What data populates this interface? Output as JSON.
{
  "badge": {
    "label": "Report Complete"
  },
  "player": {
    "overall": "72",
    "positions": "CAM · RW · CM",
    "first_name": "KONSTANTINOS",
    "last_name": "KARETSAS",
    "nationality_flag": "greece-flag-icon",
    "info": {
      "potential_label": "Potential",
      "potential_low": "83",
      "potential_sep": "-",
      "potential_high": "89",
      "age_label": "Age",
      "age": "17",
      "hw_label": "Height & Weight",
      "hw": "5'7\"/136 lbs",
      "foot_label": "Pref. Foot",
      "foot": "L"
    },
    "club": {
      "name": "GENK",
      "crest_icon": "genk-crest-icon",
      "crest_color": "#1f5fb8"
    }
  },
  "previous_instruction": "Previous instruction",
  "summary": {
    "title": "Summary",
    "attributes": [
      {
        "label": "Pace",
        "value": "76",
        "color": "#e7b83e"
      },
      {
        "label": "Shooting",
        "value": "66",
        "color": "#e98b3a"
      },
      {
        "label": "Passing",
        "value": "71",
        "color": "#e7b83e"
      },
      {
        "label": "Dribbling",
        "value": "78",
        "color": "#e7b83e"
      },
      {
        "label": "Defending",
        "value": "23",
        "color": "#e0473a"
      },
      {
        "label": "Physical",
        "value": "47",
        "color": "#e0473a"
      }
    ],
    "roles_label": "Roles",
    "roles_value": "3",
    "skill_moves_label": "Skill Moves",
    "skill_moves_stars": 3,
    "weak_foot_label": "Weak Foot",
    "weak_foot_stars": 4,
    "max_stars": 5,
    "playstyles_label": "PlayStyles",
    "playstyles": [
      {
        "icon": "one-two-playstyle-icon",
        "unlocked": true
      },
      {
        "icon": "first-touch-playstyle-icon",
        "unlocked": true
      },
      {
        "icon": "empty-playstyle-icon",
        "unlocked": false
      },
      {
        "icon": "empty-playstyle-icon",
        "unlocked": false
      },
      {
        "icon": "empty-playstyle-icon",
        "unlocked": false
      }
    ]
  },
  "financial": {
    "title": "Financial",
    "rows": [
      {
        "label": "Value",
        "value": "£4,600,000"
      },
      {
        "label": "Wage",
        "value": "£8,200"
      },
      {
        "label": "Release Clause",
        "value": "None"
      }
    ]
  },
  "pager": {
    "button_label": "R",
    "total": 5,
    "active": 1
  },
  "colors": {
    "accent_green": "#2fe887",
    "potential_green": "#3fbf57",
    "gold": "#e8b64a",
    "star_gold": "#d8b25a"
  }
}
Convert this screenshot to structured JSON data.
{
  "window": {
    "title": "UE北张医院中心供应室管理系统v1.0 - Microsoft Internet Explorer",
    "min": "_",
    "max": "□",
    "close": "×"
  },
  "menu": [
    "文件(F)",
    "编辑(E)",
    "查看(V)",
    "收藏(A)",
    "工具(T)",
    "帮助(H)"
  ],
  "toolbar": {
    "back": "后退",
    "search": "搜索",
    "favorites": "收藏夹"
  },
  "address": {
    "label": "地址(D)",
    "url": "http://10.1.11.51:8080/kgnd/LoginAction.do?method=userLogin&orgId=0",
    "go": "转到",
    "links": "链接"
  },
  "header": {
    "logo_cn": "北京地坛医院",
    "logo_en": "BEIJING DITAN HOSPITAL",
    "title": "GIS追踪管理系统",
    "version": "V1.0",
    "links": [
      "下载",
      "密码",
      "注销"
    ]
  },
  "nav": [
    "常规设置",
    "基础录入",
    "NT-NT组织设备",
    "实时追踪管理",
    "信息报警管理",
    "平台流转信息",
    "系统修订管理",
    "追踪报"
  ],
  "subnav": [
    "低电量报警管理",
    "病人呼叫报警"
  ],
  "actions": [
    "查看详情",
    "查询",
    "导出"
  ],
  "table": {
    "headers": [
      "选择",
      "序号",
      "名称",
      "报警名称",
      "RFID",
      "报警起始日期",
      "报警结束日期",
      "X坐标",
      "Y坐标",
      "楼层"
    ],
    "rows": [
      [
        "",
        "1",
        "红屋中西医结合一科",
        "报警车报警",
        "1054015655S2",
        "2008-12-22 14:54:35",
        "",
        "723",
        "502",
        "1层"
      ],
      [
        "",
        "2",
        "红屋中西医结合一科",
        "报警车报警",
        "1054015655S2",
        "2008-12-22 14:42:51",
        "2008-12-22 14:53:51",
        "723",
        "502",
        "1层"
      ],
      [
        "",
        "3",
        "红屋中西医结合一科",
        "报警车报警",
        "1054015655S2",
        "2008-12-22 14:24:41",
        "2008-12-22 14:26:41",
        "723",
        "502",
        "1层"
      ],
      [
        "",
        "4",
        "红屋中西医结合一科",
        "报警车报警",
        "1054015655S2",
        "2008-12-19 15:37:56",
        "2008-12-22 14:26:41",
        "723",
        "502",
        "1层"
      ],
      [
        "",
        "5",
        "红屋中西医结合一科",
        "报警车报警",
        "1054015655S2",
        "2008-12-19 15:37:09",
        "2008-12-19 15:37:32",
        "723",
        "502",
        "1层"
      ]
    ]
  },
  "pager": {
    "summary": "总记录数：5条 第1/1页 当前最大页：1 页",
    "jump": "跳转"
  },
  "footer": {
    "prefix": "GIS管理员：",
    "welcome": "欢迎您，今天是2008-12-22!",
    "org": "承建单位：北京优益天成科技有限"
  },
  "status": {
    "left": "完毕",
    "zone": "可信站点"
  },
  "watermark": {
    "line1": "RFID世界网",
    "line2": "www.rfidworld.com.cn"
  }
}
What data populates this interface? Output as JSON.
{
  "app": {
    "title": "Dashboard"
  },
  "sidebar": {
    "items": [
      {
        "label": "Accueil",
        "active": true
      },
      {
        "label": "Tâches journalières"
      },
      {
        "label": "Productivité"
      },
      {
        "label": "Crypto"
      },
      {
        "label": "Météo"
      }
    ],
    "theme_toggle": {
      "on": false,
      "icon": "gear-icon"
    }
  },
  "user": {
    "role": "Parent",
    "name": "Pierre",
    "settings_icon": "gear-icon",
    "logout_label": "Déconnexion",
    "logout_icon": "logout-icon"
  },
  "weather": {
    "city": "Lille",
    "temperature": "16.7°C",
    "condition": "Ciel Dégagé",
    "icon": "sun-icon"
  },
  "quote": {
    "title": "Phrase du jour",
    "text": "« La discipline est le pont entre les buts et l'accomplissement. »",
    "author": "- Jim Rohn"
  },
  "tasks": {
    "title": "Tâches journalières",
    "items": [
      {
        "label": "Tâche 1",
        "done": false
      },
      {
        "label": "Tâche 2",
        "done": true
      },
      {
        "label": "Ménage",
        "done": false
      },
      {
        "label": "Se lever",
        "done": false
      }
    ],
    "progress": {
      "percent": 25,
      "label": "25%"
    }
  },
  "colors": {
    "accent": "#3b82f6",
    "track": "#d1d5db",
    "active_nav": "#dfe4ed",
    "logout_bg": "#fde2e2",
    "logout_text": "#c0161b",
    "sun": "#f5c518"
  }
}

+===+

Exercise description: Show the lines that mention the word "gear".

Output of the task:
      "icon": "gear-icon"
    "settings_icon": "gear-icon",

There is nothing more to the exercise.